Collected data:
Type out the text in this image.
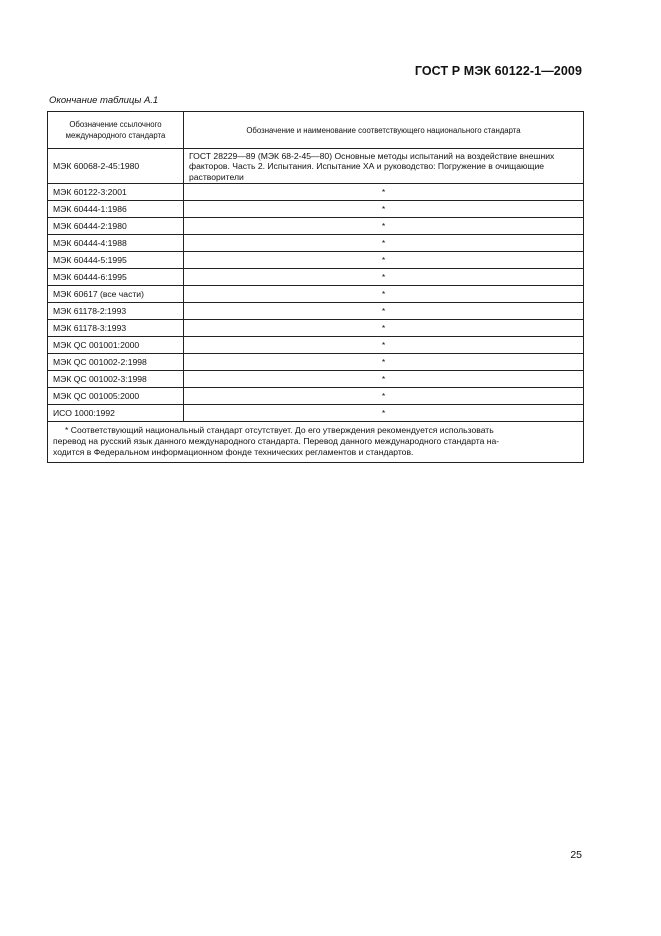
ГОСТ Р МЭК 60122-1—2009
Окончание таблицы А.1
Обозначение ссылочного международного стандарта	Обозначение и наименование соответствующего национального стандарта
МЭК 60068-2-45:1980	ГОСТ 28229—89 (МЭК 68-2-45—80) Основные методы испытаний на воздействие внешних факторов. Часть 2. Испытания. Испытание ХА и руководство: Погружение в очищающие растворители
МЭК 60122-3:2001	*
МЭК 60444-1:1986	*
МЭК 60444-2:1980	*
МЭК 60444-4:1988	*
МЭК 60444-5:1995	*
МЭК 60444-6:1995	*
МЭК 60617 (все части)	*
МЭК 61178-2:1993	*
МЭК 61178-3:1993	*
МЭК QC 001001:2000	*
МЭК QC 001002-2:1998	*
МЭК QC 001002-3:1998	*
МЭК QC 001005:2000	*
ИСО 1000:1992	*

* Соответствующий национальный стандарт отсутствует. До его утверждения рекомендуется использовать
перевод на русский язык данного международного стандарта. Перевод данного международного стандарта на-
ходится в Федеральном информационном фонде технических регламентов и стандартов.	
25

§ **Required task**
Except for the pictures, copy the material above exactly.

§ **Result of the task**
Type out the text in this image.
ГОСТ Р МЭК 60122-1—2009
Окончание таблицы А.1
Обозначение ссылочного международного стандарта	Обозначение и наименование соответствующего национального стандарта
МЭК 60068-2-45:1980	ГОСТ 28229—89 (МЭК 68-2-45—80) Основные методы испытаний на воздействие внешних факторов. Часть 2. Испытания. Испытание ХА и руководство: Погружение в очищающие растворители
МЭК 60122-3:2001	*
МЭК 60444-1:1986	*
МЭК 60444-2:1980	*
МЭК 60444-4:1988	*
МЭК 60444-5:1995	*
МЭК 60444-6:1995	*
МЭК 60617 (все части)	*
МЭК 61178-2:1993	*
МЭК 61178-3:1993	*
МЭК QC 001001:2000	*
МЭК QC 001002-2:1998	*
МЭК QC 001002-3:1998	*
МЭК QC 001005:2000	*
ИСО 1000:1992	*

* Соответствующий национальный стандарт отсутствует. До его утверждения рекомендуется использовать
перевод на русский язык данного международного стандарта. Перевод данного международного стандарта на-
ходится в Федеральном информационном фонде технических регламентов и стандартов.	
25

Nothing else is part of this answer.